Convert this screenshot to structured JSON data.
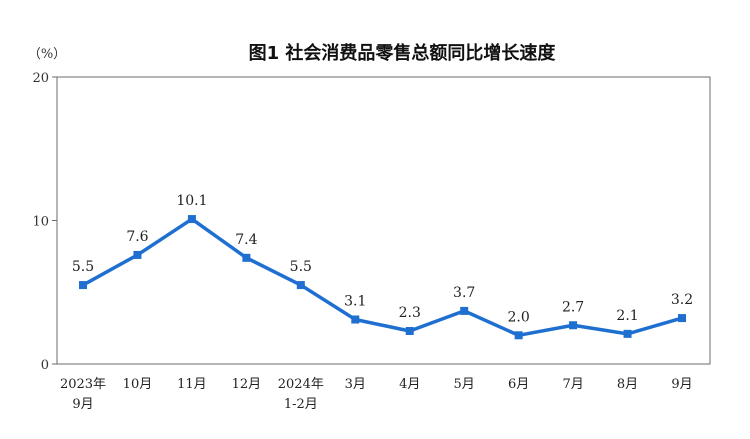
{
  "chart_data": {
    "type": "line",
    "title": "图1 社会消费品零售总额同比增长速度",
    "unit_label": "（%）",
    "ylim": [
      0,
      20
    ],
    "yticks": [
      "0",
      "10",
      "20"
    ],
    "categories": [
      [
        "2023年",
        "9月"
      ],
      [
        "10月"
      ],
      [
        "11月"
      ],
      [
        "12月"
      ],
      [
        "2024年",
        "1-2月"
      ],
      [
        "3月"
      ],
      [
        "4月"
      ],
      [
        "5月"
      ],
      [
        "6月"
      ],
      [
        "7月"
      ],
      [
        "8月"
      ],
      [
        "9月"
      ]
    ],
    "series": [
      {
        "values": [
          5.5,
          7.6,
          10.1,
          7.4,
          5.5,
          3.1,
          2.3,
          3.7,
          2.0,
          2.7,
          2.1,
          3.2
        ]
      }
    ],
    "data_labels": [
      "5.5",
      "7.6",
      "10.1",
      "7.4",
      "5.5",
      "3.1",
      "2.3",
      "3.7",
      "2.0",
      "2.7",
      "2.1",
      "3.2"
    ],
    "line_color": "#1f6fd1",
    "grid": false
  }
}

#####

[EXERCISE AIM]
Write every entry out again exactly, dropping the pictures.

[TASK RESPONSE]
Convert this screenshot to structured JSON data.
{
  "chart_data": {
    "type": "line",
    "title": "图1 社会消费品零售总额同比增长速度",
    "unit_label": "（%）",
    "ylim": [
      0,
      20
    ],
    "yticks": [
      "0",
      "10",
      "20"
    ],
    "categories": [
      [
        "2023年",
        "9月"
      ],
      [
        "10月"
      ],
      [
        "11月"
      ],
      [
        "12月"
      ],
      [
        "2024年",
        "1-2月"
      ],
      [
        "3月"
      ],
      [
        "4月"
      ],
      [
        "5月"
      ],
      [
        "6月"
      ],
      [
        "7月"
      ],
      [
        "8月"
      ],
      [
        "9月"
      ]
    ],
    "series": [
      {
        "values": [
          5.5,
          7.6,
          10.1,
          7.4,
          5.5,
          3.1,
          2.3,
          3.7,
          2.0,
          2.7,
          2.1,
          3.2
        ]
      }
    ],
    "data_labels": [
      "5.5",
      "7.6",
      "10.1",
      "7.4",
      "5.5",
      "3.1",
      "2.3",
      "3.7",
      "2.0",
      "2.7",
      "2.1",
      "3.2"
    ],
    "line_color": "#1f6fd1",
    "grid": false
  }
}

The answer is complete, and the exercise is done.